#### Written task:
Recast every line of the listing below as a numbered list, skipping any blank lines and leaving the pictures out.

Item position entries:

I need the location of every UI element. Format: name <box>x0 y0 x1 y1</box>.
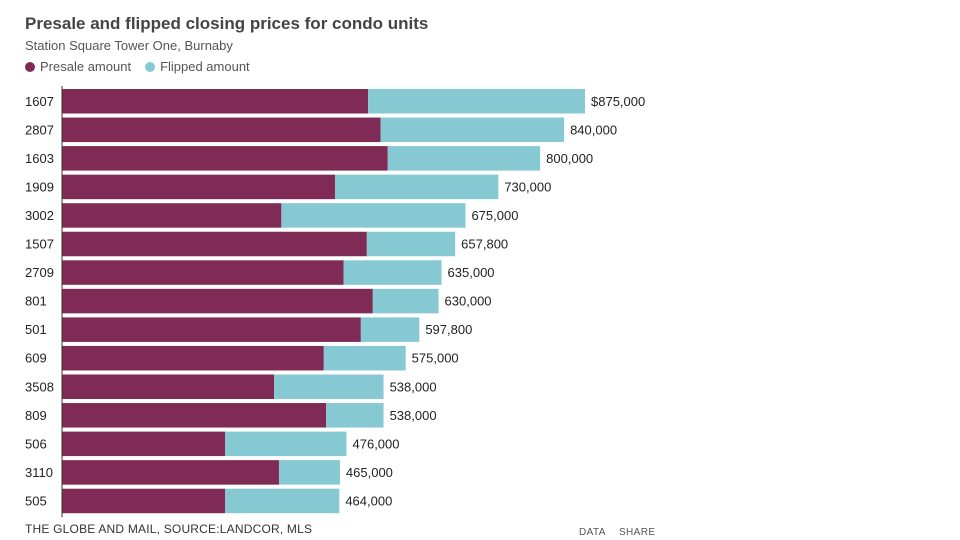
footer-links: DATA SHARE <box>579 527 665 538</box>
presale-bar <box>62 89 369 114</box>
presale-bar <box>62 203 282 228</box>
category-label: 3110 <box>25 465 53 480</box>
category-label: 506 <box>25 436 47 451</box>
flipped-bar <box>360 317 420 342</box>
presale-bar <box>62 260 344 285</box>
total-label: 800,000 <box>546 151 593 166</box>
total-label: 630,000 <box>445 294 492 309</box>
total-label: 657,800 <box>461 237 508 252</box>
legend-item-flipped: Flipped amount <box>145 59 250 74</box>
flipped-bar <box>335 174 499 200</box>
flipped-bar <box>326 403 384 428</box>
presale-bar <box>62 403 327 428</box>
flipped-bar <box>372 288 439 314</box>
flipped-bar <box>225 431 347 457</box>
presale-bar <box>62 117 381 143</box>
source-credit: THE GLOBE AND MAIL, SOURCE:LANDCOR, MLS <box>25 522 313 536</box>
total-label: 465,000 <box>346 465 393 480</box>
category-label: 501 <box>25 322 47 337</box>
presale-bar <box>62 374 275 399</box>
flipped-bar <box>274 374 384 399</box>
presale-bar <box>62 317 361 342</box>
total-label: 730,000 <box>504 179 551 194</box>
presale-bar <box>62 460 279 485</box>
category-label: 1507 <box>25 237 54 252</box>
flipped-bar <box>380 117 565 143</box>
legend: Presale amount Flipped amount <box>25 59 264 74</box>
total-label: 675,000 <box>471 208 518 223</box>
data-link[interactable]: DATA <box>579 527 606 538</box>
total-label: 840,000 <box>570 122 617 137</box>
total-label: 538,000 <box>390 408 437 423</box>
legend-item-presale: Presale amount <box>25 59 131 74</box>
total-label: 635,000 <box>448 265 495 280</box>
flipped-bar <box>366 231 456 257</box>
flipped-bar <box>387 146 541 171</box>
total-label: 464,000 <box>345 493 392 508</box>
total-label: $875,000 <box>591 94 645 109</box>
category-label: 1909 <box>25 179 54 194</box>
presale-bar <box>62 488 226 514</box>
presale-bar <box>62 231 367 257</box>
chart-title: Presale and flipped closing prices for c… <box>25 14 429 33</box>
flipped-bar <box>343 260 442 285</box>
flipped-bar <box>278 460 340 485</box>
total-label: 597,800 <box>425 322 472 337</box>
category-label: 2807 <box>25 122 54 137</box>
category-label: 609 <box>25 351 47 366</box>
total-label: 476,000 <box>353 436 400 451</box>
flipped-bar <box>368 89 585 114</box>
presale-bar <box>62 431 226 457</box>
category-label: 3002 <box>25 208 54 223</box>
category-label: 801 <box>25 294 47 309</box>
category-label: 505 <box>25 493 47 508</box>
legend-label-flipped: Flipped amount <box>160 59 250 74</box>
chart-subtitle: Station Square Tower One, Burnaby <box>25 38 233 53</box>
category-label: 2709 <box>25 265 54 280</box>
category-label: 1607 <box>25 94 54 109</box>
total-label: 575,000 <box>412 351 459 366</box>
share-link[interactable]: SHARE <box>618 527 656 538</box>
presale-swatch-icon <box>25 61 35 72</box>
legend-label-presale: Presale amount <box>40 59 132 74</box>
flipped-bar <box>281 203 466 228</box>
flipped-bar <box>323 345 406 371</box>
presale-bar <box>62 288 373 314</box>
presale-bar <box>62 345 324 371</box>
category-label: 3508 <box>25 379 54 394</box>
category-label: 1603 <box>25 151 54 166</box>
total-label: 538,000 <box>390 379 437 394</box>
flipped-swatch-icon <box>145 61 156 72</box>
presale-bar <box>62 174 336 200</box>
presale-bar <box>62 146 388 171</box>
category-label: 809 <box>25 408 47 423</box>
flipped-bar <box>225 488 340 514</box>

#### Result for this exercise:
1. I need the location of every UI element. Format: name <box>x0 y0 x1 y1</box>.
2. footer-links: DATA SHARE <box>579 527 665 538</box>
3. presale-bar <box>62 89 369 114</box>
4. presale-bar <box>62 203 282 228</box>
5. category-label: 3110 <box>25 465 53 480</box>
6. category-label: 506 <box>25 436 47 451</box>
7. flipped-bar <box>360 317 420 342</box>
8. presale-bar <box>62 260 344 285</box>
9. total-label: 800,000 <box>546 151 593 166</box>
10. total-label: 630,000 <box>445 294 492 309</box>
11. total-label: 657,800 <box>461 237 508 252</box>
12. legend-item-flipped: Flipped amount <box>145 59 250 74</box>
13. flipped-bar <box>335 174 499 200</box>
14. flipped-bar <box>326 403 384 428</box>
15. presale-bar <box>62 403 327 428</box>
16. flipped-bar <box>372 288 439 314</box>
17. flipped-bar <box>225 431 347 457</box>
18. presale-bar <box>62 117 381 143</box>
19. source-credit: THE GLOBE AND MAIL, SOURCE:LANDCOR, MLS <box>25 522 313 536</box>
20. total-label: 465,000 <box>346 465 393 480</box>
21. category-label: 501 <box>25 322 47 337</box>
22. presale-bar <box>62 374 275 399</box>
23. flipped-bar <box>274 374 384 399</box>
24. presale-bar <box>62 317 361 342</box>
25. total-label: 730,000 <box>504 179 551 194</box>
26. presale-bar <box>62 460 279 485</box>
27. category-label: 1507 <box>25 237 54 252</box>
28. flipped-bar <box>380 117 565 143</box>
29. legend: Presale amount Flipped amount <box>25 59 264 74</box>
30. total-label: 675,000 <box>471 208 518 223</box>
31. data-link[interactable]: DATA <box>579 527 606 538</box>
32. total-label: 840,000 <box>570 122 617 137</box>
33. total-label: 538,000 <box>390 408 437 423</box>
34. legend-item-presale: Presale amount <box>25 59 131 74</box>
35. total-label: 635,000 <box>448 265 495 280</box>
36. flipped-bar <box>366 231 456 257</box>
37. flipped-bar <box>387 146 541 171</box>
38. total-label: 464,000 <box>345 493 392 508</box>
39. total-label: $875,000 <box>591 94 645 109</box>
40. category-label: 1909 <box>25 179 54 194</box>
41. presale-bar <box>62 488 226 514</box>
42. presale-bar <box>62 231 367 257</box>
43. chart-title: Presale and flipped closing prices for c… <box>25 14 429 33</box>
44. flipped-bar <box>343 260 442 285</box>
45. flipped-bar <box>278 460 340 485</box>
46. total-label: 597,800 <box>425 322 472 337</box>
47. category-label: 2807 <box>25 122 54 137</box>
48. category-label: 609 <box>25 351 47 366</box>
49. total-label: 476,000 <box>353 436 400 451</box>
50. flipped-bar <box>368 89 585 114</box>
51. presale-bar <box>62 431 226 457</box>
52. category-label: 3002 <box>25 208 54 223</box>
53. category-label: 801 <box>25 294 47 309</box>
54. category-label: 505 <box>25 493 47 508</box>
55. legend-label-flipped: Flipped amount <box>160 59 250 74</box>
56. chart-subtitle: Station Square Tower One, Burnaby <box>25 38 233 53</box>
57. category-label: 2709 <box>25 265 54 280</box>
58. category-label: 1607 <box>25 94 54 109</box>
59. total-label: 575,000 <box>412 351 459 366</box>
60. share-link[interactable]: SHARE <box>618 527 656 538</box>
61. presale-swatch-icon <box>25 61 35 72</box>
62. legend-label-presale: Presale amount <box>40 59 132 74</box>
63. flipped-bar <box>281 203 466 228</box>
64. flipped-bar <box>323 345 406 371</box>
65. presale-bar <box>62 288 373 314</box>
66. presale-bar <box>62 345 324 371</box>
67. category-label: 3508 <box>25 379 54 394</box>
68. category-label: 1603 <box>25 151 54 166</box>
69. total-label: 538,000 <box>390 379 437 394</box>
70. flipped-swatch-icon <box>145 61 156 72</box>
71. presale-bar <box>62 174 336 200</box>
72. presale-bar <box>62 146 388 171</box>
73. category-label: 809 <box>25 408 47 423</box>
74. flipped-bar <box>225 488 340 514</box>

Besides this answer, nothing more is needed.